■ PROBLEM STATEMENT
Leave out the images and repeat the listing below without a single change.

Chart and figure data
• • • • •
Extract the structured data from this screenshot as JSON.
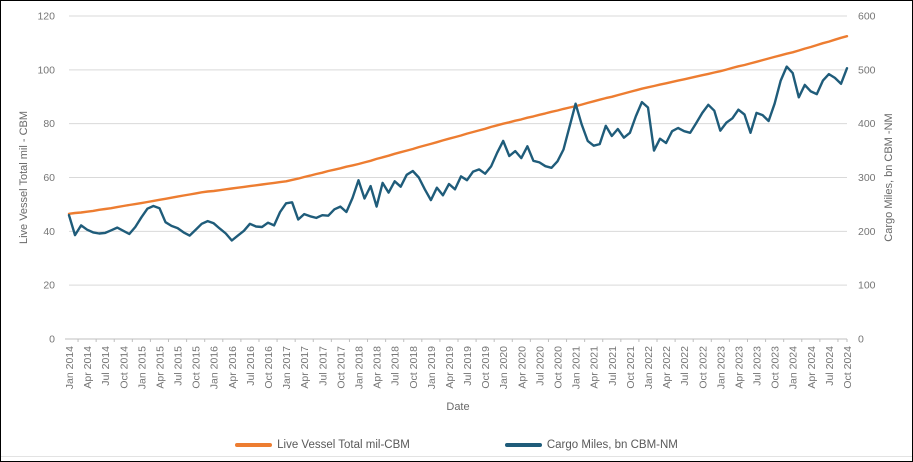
{
  "chart_data": {
    "type": "line",
    "title": "",
    "xlabel": "Date",
    "x_interval": "monthly",
    "x_range": [
      "Jan 2014",
      "Oct 2024"
    ],
    "x_tick_labels": [
      "Jan 2014",
      "Apr 2014",
      "Jul 2014",
      "Oct 2014",
      "Jan 2015",
      "Apr 2015",
      "Jul 2015",
      "Oct 2015",
      "Jan 2016",
      "Apr 2016",
      "Jul 2016",
      "Oct 2016",
      "Jan 2017",
      "Apr 2017",
      "Jul 2017",
      "Oct 2017",
      "Jan 2018",
      "Apr 2018",
      "Jul 2018",
      "Oct 2018",
      "Jan 2019",
      "Apr 2019",
      "Jul 2019",
      "Oct 2019",
      "Jan 2020",
      "Apr 2020",
      "Jul 2020",
      "Oct 2020",
      "Jan 2021",
      "Apr 2021",
      "Jul 2021",
      "Oct 2021",
      "Jan 2022",
      "Apr 2022",
      "Jul 2022",
      "Oct 2022",
      "Jan 2023",
      "Apr 2023",
      "Jul 2023",
      "Oct 2023",
      "Jan 2024",
      "Apr 2024",
      "Jul 2024",
      "Oct 2024"
    ],
    "left_axis": {
      "label": "Live Vessel Total mil  - CBM",
      "min": 0,
      "max": 120,
      "step": 20,
      "ticks": [
        "0",
        "20",
        "40",
        "60",
        "80",
        "100",
        "120"
      ]
    },
    "right_axis": {
      "label": "Cargo Miles, bn CBM  -NM",
      "min": 0,
      "max": 600,
      "step": 100,
      "ticks": [
        "0",
        "100",
        "200",
        "300",
        "400",
        "500",
        "600"
      ]
    },
    "grid": true,
    "legend_position": "bottom",
    "series": [
      {
        "name": "Live Vessel Total  mil-CBM",
        "axis": "left",
        "color": "#ED7D31",
        "values": [
          46.5,
          46.8,
          47.0,
          47.3,
          47.6,
          48.0,
          48.3,
          48.6,
          49.0,
          49.4,
          49.8,
          50.1,
          50.5,
          50.9,
          51.3,
          51.7,
          52.1,
          52.5,
          52.9,
          53.3,
          53.7,
          54.1,
          54.5,
          54.8,
          55.0,
          55.3,
          55.6,
          55.9,
          56.2,
          56.5,
          56.8,
          57.1,
          57.4,
          57.7,
          58.0,
          58.3,
          58.6,
          59.1,
          59.6,
          60.2,
          60.7,
          61.3,
          61.8,
          62.4,
          62.9,
          63.4,
          64.0,
          64.5,
          65.0,
          65.6,
          66.2,
          66.9,
          67.5,
          68.1,
          68.8,
          69.4,
          70.0,
          70.6,
          71.3,
          71.9,
          72.5,
          73.1,
          73.8,
          74.4,
          75.0,
          75.6,
          76.3,
          76.9,
          77.5,
          78.1,
          78.8,
          79.4,
          80.0,
          80.5,
          81.1,
          81.6,
          82.2,
          82.7,
          83.3,
          83.8,
          84.4,
          84.9,
          85.5,
          86.0,
          86.5,
          87.1,
          87.7,
          88.3,
          88.9,
          89.5,
          90.0,
          90.6,
          91.2,
          91.8,
          92.4,
          93.0,
          93.5,
          94.0,
          94.5,
          95.0,
          95.5,
          96.0,
          96.5,
          97.0,
          97.5,
          98.0,
          98.5,
          99.0,
          99.5,
          100.1,
          100.7,
          101.3,
          101.8,
          102.4,
          103.0,
          103.6,
          104.2,
          104.8,
          105.4,
          106.0,
          106.5,
          107.2,
          107.9,
          108.5,
          109.2,
          109.9,
          110.5,
          111.2,
          111.9,
          112.5
        ]
      },
      {
        "name": "Cargo Miles, bn CBM-NM",
        "axis": "right",
        "color": "#1F5C7A",
        "values": [
          230,
          193,
          211,
          203,
          198,
          196,
          197,
          202,
          207,
          201,
          195,
          208,
          226,
          242,
          247,
          243,
          217,
          210,
          206,
          198,
          192,
          203,
          214,
          219,
          215,
          205,
          196,
          183,
          192,
          201,
          214,
          209,
          208,
          216,
          211,
          236,
          252,
          254,
          222,
          232,
          228,
          225,
          230,
          229,
          241,
          246,
          236,
          262,
          295,
          261,
          284,
          246,
          290,
          272,
          293,
          283,
          305,
          312,
          300,
          278,
          258,
          281,
          267,
          288,
          278,
          302,
          295,
          311,
          315,
          307,
          321,
          346,
          368,
          340,
          349,
          336,
          358,
          331,
          328,
          321,
          318,
          330,
          352,
          395,
          437,
          399,
          368,
          359,
          362,
          396,
          377,
          390,
          374,
          383,
          414,
          440,
          430,
          350,
          372,
          364,
          386,
          392,
          386,
          383,
          401,
          420,
          435,
          424,
          387,
          402,
          410,
          426,
          417,
          383,
          420,
          416,
          405,
          437,
          480,
          506,
          494,
          449,
          472,
          460,
          455,
          480,
          492,
          485,
          474,
          503
        ]
      }
    ],
    "colors": {
      "gridline": "#D9D9D9",
      "axis_line": "#BFBFBF",
      "tick_text": "#757575",
      "axis_title_text": "#696969",
      "legend_text": "#595959"
    }
  }
}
• • • • •
■ REPLY
Extract the structured data from this screenshot as JSON.
{
  "chart_data": {
    "type": "line",
    "title": "",
    "xlabel": "Date",
    "x_interval": "monthly",
    "x_range": [
      "Jan 2014",
      "Oct 2024"
    ],
    "x_tick_labels": [
      "Jan 2014",
      "Apr 2014",
      "Jul 2014",
      "Oct 2014",
      "Jan 2015",
      "Apr 2015",
      "Jul 2015",
      "Oct 2015",
      "Jan 2016",
      "Apr 2016",
      "Jul 2016",
      "Oct 2016",
      "Jan 2017",
      "Apr 2017",
      "Jul 2017",
      "Oct 2017",
      "Jan 2018",
      "Apr 2018",
      "Jul 2018",
      "Oct 2018",
      "Jan 2019",
      "Apr 2019",
      "Jul 2019",
      "Oct 2019",
      "Jan 2020",
      "Apr 2020",
      "Jul 2020",
      "Oct 2020",
      "Jan 2021",
      "Apr 2021",
      "Jul 2021",
      "Oct 2021",
      "Jan 2022",
      "Apr 2022",
      "Jul 2022",
      "Oct 2022",
      "Jan 2023",
      "Apr 2023",
      "Jul 2023",
      "Oct 2023",
      "Jan 2024",
      "Apr 2024",
      "Jul 2024",
      "Oct 2024"
    ],
    "left_axis": {
      "label": "Live Vessel Total mil  - CBM",
      "min": 0,
      "max": 120,
      "step": 20,
      "ticks": [
        "0",
        "20",
        "40",
        "60",
        "80",
        "100",
        "120"
      ]
    },
    "right_axis": {
      "label": "Cargo Miles, bn CBM  -NM",
      "min": 0,
      "max": 600,
      "step": 100,
      "ticks": [
        "0",
        "100",
        "200",
        "300",
        "400",
        "500",
        "600"
      ]
    },
    "grid": true,
    "legend_position": "bottom",
    "series": [
      {
        "name": "Live Vessel Total  mil-CBM",
        "axis": "left",
        "color": "#ED7D31",
        "values": [
          46.5,
          46.8,
          47.0,
          47.3,
          47.6,
          48.0,
          48.3,
          48.6,
          49.0,
          49.4,
          49.8,
          50.1,
          50.5,
          50.9,
          51.3,
          51.7,
          52.1,
          52.5,
          52.9,
          53.3,
          53.7,
          54.1,
          54.5,
          54.8,
          55.0,
          55.3,
          55.6,
          55.9,
          56.2,
          56.5,
          56.8,
          57.1,
          57.4,
          57.7,
          58.0,
          58.3,
          58.6,
          59.1,
          59.6,
          60.2,
          60.7,
          61.3,
          61.8,
          62.4,
          62.9,
          63.4,
          64.0,
          64.5,
          65.0,
          65.6,
          66.2,
          66.9,
          67.5,
          68.1,
          68.8,
          69.4,
          70.0,
          70.6,
          71.3,
          71.9,
          72.5,
          73.1,
          73.8,
          74.4,
          75.0,
          75.6,
          76.3,
          76.9,
          77.5,
          78.1,
          78.8,
          79.4,
          80.0,
          80.5,
          81.1,
          81.6,
          82.2,
          82.7,
          83.3,
          83.8,
          84.4,
          84.9,
          85.5,
          86.0,
          86.5,
          87.1,
          87.7,
          88.3,
          88.9,
          89.5,
          90.0,
          90.6,
          91.2,
          91.8,
          92.4,
          93.0,
          93.5,
          94.0,
          94.5,
          95.0,
          95.5,
          96.0,
          96.5,
          97.0,
          97.5,
          98.0,
          98.5,
          99.0,
          99.5,
          100.1,
          100.7,
          101.3,
          101.8,
          102.4,
          103.0,
          103.6,
          104.2,
          104.8,
          105.4,
          106.0,
          106.5,
          107.2,
          107.9,
          108.5,
          109.2,
          109.9,
          110.5,
          111.2,
          111.9,
          112.5
        ]
      },
      {
        "name": "Cargo Miles, bn CBM-NM",
        "axis": "right",
        "color": "#1F5C7A",
        "values": [
          230,
          193,
          211,
          203,
          198,
          196,
          197,
          202,
          207,
          201,
          195,
          208,
          226,
          242,
          247,
          243,
          217,
          210,
          206,
          198,
          192,
          203,
          214,
          219,
          215,
          205,
          196,
          183,
          192,
          201,
          214,
          209,
          208,
          216,
          211,
          236,
          252,
          254,
          222,
          232,
          228,
          225,
          230,
          229,
          241,
          246,
          236,
          262,
          295,
          261,
          284,
          246,
          290,
          272,
          293,
          283,
          305,
          312,
          300,
          278,
          258,
          281,
          267,
          288,
          278,
          302,
          295,
          311,
          315,
          307,
          321,
          346,
          368,
          340,
          349,
          336,
          358,
          331,
          328,
          321,
          318,
          330,
          352,
          395,
          437,
          399,
          368,
          359,
          362,
          396,
          377,
          390,
          374,
          383,
          414,
          440,
          430,
          350,
          372,
          364,
          386,
          392,
          386,
          383,
          401,
          420,
          435,
          424,
          387,
          402,
          410,
          426,
          417,
          383,
          420,
          416,
          405,
          437,
          480,
          506,
          494,
          449,
          472,
          460,
          455,
          480,
          492,
          485,
          474,
          503
        ]
      }
    ],
    "colors": {
      "gridline": "#D9D9D9",
      "axis_line": "#BFBFBF",
      "tick_text": "#757575",
      "axis_title_text": "#696969",
      "legend_text": "#595959"
    }
  }
}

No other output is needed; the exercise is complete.